== Records from a collection ==
※ ※ ※
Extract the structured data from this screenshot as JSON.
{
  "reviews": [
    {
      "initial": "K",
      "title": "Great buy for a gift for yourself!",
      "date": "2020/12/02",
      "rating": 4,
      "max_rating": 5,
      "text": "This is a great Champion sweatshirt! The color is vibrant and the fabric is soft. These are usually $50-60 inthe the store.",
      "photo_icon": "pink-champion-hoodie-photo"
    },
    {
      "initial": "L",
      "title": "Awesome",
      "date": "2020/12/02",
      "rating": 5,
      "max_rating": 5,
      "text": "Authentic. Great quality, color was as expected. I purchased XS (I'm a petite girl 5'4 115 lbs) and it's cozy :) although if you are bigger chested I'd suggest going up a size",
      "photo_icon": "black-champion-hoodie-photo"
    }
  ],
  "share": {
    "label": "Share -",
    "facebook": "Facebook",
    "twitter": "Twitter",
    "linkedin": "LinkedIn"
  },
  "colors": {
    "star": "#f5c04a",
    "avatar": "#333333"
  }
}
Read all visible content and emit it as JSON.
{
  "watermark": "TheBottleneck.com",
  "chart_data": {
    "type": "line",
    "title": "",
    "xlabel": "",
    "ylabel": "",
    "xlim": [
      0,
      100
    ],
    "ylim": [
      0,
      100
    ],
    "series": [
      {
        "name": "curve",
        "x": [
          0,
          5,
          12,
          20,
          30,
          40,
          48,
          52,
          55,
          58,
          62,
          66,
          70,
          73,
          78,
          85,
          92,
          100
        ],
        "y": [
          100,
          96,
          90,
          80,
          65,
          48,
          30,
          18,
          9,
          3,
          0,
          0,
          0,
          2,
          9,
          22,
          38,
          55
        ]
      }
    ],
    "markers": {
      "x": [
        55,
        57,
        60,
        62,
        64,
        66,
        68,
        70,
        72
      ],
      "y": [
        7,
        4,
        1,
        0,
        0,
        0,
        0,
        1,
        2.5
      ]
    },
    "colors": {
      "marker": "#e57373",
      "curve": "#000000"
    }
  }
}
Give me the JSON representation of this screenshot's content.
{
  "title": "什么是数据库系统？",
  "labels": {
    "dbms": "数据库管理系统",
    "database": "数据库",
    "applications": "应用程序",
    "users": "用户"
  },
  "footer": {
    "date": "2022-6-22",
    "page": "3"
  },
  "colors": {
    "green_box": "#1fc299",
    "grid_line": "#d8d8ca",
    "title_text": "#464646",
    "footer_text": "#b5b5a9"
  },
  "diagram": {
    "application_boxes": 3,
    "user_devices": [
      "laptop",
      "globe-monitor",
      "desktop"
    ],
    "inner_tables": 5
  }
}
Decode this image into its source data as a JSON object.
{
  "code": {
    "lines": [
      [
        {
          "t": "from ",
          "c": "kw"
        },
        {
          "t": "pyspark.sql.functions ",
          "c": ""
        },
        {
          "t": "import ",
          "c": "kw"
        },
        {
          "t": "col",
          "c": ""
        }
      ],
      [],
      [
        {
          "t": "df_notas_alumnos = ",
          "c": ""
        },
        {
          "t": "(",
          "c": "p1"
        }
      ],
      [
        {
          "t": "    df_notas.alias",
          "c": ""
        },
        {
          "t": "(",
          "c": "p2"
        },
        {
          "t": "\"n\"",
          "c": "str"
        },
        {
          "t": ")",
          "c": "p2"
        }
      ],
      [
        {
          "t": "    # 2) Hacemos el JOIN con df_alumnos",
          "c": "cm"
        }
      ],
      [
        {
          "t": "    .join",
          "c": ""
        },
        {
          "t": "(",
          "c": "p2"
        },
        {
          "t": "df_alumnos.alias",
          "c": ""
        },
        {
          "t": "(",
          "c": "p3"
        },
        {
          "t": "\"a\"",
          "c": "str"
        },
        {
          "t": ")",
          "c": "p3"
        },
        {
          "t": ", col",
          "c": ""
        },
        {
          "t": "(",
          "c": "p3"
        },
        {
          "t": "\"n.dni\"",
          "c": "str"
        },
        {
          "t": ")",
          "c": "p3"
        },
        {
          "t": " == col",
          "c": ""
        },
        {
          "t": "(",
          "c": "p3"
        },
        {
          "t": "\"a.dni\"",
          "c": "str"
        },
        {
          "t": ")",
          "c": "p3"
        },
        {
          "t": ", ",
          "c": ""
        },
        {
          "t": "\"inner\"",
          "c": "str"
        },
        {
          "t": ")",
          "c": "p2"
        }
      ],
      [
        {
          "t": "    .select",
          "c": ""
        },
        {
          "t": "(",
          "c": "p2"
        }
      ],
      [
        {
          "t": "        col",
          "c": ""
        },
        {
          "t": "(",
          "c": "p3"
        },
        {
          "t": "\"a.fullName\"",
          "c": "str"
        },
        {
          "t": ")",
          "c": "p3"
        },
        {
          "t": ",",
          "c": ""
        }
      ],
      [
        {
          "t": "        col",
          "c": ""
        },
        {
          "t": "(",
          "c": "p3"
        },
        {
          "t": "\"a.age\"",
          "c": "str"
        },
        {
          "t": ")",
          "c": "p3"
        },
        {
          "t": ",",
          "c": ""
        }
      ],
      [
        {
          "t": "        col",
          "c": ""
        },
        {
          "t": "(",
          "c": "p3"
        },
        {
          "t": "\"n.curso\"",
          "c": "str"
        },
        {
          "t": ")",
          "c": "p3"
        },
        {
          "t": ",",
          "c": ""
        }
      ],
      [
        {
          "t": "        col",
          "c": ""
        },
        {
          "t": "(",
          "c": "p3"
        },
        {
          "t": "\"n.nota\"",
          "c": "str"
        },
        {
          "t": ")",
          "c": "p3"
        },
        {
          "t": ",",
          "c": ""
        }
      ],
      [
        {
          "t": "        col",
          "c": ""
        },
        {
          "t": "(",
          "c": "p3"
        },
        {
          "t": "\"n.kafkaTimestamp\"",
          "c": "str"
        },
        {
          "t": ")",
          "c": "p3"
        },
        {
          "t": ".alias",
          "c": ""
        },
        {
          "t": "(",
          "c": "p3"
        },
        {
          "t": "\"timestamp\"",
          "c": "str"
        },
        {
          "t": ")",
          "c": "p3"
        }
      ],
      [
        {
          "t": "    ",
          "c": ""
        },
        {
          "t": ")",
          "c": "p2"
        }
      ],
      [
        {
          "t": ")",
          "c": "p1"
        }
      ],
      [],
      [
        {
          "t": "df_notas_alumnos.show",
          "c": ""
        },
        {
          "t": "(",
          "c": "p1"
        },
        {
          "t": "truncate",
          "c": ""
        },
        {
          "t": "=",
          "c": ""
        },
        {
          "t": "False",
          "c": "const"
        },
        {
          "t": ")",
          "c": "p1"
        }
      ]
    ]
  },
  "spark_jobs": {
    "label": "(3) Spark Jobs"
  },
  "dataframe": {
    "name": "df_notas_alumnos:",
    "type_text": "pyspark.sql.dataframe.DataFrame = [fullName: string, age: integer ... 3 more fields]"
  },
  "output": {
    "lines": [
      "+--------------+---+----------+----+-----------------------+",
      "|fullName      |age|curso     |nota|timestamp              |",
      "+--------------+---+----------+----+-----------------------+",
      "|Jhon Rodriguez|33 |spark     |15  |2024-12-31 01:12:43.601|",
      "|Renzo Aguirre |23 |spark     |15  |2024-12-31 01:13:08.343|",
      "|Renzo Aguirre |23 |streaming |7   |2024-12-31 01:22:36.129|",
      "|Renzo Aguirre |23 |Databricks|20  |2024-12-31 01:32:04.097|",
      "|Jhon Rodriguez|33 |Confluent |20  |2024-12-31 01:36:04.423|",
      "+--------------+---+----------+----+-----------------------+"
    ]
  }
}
※ ※ ※
== WRITTEN TASK ==
From the entries above, copy each line holding "fullName".

== REPLY TO THE EXERCISE ==
          "t": "\"a.fullName\"",
    "type_text": "pyspark.sql.dataframe.DataFrame = [fullName: string, age: integer ... 3 more fields]"
      "|fullName      |age|curso     |nota|timestamp              |",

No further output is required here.